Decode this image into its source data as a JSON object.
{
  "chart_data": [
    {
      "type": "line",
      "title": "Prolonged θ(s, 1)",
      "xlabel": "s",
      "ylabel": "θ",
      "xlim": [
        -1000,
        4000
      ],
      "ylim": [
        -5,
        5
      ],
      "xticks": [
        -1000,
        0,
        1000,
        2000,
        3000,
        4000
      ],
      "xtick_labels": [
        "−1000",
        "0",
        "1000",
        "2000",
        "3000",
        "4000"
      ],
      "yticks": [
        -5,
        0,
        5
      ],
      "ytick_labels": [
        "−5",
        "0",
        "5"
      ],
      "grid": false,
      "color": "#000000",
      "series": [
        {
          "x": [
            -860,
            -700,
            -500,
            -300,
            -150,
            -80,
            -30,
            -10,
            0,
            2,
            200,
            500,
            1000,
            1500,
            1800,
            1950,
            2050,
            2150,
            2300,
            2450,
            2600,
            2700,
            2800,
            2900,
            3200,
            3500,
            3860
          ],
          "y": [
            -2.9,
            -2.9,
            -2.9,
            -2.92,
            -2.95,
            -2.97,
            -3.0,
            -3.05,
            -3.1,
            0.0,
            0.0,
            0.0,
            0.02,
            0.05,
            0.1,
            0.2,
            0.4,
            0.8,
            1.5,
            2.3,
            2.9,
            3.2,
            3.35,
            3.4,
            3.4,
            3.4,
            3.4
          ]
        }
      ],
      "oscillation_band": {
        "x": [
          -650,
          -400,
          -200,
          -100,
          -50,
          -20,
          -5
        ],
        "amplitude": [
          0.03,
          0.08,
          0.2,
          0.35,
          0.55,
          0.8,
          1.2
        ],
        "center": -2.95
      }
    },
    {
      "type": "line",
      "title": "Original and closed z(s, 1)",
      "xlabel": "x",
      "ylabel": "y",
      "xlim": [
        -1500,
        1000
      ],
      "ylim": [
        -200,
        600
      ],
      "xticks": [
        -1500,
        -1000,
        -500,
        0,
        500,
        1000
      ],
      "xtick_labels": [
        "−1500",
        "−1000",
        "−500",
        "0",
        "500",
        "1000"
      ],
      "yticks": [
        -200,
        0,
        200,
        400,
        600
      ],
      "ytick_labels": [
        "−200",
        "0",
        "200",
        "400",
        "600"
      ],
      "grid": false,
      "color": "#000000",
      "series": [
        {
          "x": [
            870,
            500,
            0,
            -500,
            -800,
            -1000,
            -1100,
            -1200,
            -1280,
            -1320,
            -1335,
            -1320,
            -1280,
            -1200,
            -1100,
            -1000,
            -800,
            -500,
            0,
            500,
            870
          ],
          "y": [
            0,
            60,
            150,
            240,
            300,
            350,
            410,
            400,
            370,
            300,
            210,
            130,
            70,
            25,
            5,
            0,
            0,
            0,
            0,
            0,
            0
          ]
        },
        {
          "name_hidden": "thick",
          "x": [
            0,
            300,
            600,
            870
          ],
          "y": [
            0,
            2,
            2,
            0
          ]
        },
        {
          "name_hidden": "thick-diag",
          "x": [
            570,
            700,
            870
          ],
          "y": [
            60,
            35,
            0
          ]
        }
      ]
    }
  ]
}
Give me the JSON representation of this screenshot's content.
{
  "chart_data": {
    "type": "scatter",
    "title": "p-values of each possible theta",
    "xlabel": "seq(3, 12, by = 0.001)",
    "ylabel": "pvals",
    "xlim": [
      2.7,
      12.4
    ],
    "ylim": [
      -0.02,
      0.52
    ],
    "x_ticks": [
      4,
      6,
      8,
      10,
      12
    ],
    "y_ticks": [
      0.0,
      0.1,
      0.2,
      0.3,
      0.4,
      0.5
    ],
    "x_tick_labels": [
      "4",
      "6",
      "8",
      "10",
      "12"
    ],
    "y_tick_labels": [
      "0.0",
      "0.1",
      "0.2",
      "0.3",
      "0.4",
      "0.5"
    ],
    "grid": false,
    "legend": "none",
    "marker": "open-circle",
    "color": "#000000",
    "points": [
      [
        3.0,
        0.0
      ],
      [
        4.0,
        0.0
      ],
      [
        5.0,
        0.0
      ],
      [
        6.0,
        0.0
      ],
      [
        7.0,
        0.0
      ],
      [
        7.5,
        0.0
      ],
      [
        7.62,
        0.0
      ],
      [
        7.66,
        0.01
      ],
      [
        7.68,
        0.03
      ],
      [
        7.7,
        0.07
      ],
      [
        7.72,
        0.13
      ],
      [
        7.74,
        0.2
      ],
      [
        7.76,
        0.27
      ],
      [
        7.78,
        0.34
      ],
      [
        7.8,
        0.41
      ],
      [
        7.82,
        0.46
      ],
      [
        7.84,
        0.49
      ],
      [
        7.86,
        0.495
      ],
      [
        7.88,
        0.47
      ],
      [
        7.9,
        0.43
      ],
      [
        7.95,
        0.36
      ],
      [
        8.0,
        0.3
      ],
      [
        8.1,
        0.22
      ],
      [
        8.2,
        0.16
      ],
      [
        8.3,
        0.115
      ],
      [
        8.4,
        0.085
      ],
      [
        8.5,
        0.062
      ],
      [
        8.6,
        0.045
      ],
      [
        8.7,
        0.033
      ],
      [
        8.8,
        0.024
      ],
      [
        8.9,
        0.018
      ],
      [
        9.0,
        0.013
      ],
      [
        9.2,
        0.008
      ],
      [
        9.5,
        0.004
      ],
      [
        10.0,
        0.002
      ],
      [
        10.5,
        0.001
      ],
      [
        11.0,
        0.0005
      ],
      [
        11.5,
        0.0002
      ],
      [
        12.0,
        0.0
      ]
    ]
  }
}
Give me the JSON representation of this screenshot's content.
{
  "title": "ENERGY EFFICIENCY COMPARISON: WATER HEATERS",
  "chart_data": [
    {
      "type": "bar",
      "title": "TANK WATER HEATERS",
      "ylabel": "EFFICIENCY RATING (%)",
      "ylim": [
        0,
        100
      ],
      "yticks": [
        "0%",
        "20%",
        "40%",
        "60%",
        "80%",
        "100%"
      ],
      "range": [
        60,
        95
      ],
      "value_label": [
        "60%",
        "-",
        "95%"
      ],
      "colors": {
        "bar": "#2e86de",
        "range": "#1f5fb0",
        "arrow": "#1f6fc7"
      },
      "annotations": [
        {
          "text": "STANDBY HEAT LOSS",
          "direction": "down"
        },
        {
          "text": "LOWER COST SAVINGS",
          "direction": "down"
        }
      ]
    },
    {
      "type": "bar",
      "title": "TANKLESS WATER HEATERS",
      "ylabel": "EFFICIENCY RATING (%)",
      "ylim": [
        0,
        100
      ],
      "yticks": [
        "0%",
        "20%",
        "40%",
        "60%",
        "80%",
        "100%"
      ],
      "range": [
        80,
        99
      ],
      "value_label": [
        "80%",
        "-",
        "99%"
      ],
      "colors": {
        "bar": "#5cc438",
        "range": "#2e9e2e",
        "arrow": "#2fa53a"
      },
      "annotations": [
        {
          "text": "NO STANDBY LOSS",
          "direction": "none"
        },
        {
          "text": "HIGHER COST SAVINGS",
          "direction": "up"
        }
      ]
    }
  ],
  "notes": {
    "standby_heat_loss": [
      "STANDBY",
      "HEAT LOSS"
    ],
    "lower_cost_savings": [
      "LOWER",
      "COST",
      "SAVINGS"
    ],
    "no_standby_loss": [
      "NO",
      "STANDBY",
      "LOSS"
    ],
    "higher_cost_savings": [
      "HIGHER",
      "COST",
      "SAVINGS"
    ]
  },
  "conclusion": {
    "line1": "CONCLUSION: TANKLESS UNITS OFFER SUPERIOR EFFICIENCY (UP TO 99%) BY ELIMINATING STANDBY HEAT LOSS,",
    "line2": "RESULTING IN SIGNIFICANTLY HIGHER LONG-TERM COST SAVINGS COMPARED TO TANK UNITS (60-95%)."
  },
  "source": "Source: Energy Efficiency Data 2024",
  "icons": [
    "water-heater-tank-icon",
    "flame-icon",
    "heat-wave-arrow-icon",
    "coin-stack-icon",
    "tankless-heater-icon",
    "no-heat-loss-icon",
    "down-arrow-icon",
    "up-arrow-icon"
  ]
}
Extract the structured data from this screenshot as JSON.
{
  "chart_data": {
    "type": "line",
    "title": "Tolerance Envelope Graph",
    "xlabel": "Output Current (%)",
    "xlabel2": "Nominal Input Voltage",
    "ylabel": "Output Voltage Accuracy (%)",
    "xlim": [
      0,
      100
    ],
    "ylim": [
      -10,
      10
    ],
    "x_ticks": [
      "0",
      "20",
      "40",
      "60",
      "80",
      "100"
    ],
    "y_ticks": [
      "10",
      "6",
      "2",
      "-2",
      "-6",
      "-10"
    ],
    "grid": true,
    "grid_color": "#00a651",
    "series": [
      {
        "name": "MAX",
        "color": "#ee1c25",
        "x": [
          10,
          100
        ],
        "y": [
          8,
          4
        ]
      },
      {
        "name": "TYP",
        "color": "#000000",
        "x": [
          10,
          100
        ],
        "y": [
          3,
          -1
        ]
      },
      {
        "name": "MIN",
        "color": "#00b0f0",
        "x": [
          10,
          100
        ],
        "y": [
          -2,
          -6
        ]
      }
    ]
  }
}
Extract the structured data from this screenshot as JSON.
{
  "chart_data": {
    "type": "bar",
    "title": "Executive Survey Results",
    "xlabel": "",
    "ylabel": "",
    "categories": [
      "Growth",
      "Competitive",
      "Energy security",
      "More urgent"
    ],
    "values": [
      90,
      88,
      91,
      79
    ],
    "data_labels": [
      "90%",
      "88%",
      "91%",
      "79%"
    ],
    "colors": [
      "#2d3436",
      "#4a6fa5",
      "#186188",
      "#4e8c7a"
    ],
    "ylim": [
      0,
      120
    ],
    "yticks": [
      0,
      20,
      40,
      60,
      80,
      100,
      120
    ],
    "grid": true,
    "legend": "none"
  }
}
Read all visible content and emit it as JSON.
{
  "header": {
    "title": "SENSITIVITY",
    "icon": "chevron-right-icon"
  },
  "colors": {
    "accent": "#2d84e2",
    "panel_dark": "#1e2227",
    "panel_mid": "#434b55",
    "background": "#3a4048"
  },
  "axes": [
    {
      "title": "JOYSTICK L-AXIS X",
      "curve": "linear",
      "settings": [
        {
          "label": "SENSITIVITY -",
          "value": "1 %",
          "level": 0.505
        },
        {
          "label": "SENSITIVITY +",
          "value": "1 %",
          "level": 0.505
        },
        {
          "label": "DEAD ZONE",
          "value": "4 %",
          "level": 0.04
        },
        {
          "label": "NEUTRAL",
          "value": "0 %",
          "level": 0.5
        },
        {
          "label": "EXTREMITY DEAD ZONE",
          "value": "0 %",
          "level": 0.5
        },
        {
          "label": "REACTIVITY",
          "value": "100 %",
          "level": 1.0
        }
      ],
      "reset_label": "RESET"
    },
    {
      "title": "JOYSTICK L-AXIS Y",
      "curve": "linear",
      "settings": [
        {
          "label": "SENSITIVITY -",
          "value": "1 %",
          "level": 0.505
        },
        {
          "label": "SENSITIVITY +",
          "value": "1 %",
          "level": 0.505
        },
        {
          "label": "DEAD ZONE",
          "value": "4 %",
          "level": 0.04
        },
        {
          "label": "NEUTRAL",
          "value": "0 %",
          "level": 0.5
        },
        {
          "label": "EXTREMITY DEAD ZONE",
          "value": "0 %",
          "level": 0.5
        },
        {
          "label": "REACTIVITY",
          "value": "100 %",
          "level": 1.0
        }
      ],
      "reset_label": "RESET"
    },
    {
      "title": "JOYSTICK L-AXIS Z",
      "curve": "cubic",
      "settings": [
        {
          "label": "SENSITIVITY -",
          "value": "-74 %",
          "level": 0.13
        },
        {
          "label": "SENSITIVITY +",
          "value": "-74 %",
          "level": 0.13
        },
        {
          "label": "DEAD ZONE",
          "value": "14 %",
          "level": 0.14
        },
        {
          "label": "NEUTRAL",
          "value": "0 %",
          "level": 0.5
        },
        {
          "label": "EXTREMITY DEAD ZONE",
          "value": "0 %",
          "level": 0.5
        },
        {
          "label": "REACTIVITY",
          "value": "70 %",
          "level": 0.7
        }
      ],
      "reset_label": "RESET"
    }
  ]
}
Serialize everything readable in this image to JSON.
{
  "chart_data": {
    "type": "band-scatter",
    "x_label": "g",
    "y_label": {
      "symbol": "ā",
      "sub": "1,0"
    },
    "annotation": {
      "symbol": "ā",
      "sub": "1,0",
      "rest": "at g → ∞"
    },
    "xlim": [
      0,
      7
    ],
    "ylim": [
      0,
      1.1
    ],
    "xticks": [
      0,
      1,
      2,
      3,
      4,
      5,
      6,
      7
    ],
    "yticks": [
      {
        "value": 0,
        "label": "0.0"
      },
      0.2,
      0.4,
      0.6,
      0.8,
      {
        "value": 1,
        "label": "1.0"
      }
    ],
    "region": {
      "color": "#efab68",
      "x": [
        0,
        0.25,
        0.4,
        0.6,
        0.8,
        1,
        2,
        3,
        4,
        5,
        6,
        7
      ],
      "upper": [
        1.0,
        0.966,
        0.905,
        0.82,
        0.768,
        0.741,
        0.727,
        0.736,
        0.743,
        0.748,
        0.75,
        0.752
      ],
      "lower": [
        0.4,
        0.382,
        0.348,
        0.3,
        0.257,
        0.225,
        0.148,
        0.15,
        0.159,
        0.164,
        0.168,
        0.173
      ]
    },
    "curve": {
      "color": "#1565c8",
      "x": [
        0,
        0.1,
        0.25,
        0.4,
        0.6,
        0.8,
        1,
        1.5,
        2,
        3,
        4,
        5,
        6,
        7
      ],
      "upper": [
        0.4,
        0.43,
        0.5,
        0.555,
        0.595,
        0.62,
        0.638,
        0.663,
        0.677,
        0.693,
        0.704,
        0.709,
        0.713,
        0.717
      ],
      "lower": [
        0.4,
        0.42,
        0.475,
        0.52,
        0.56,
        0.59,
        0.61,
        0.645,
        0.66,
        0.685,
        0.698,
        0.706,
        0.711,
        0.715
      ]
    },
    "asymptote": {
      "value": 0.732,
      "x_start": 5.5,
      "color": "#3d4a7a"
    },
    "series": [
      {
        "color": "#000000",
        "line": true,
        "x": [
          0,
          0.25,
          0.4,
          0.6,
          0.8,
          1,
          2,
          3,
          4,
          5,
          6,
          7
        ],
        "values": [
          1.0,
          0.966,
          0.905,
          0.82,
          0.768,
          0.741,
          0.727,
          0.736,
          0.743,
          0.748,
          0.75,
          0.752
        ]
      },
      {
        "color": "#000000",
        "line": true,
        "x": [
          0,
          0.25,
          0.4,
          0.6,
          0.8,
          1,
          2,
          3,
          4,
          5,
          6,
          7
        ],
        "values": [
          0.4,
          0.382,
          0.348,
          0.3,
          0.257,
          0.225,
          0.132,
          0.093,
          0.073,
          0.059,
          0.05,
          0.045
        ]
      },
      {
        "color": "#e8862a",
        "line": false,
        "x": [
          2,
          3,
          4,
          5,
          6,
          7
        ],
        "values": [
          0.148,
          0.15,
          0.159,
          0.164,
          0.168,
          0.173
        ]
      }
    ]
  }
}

## TASK INSTRUCTIONS
Pull out each line containing the word "UNITS" and copy it.

## OUTPUT OF THE TASK
    "line1": "CONCLUSION: TANKLESS UNITS OFFER SUPERIOR EFFICIENCY (UP TO 99%) BY ELIMINATING STANDBY HEAT LOSS,",
    "line2": "RESULTING IN SIGNIFICANTLY HIGHER LONG-TERM COST SAVINGS COMPARED TO TANK UNITS (60-95%)."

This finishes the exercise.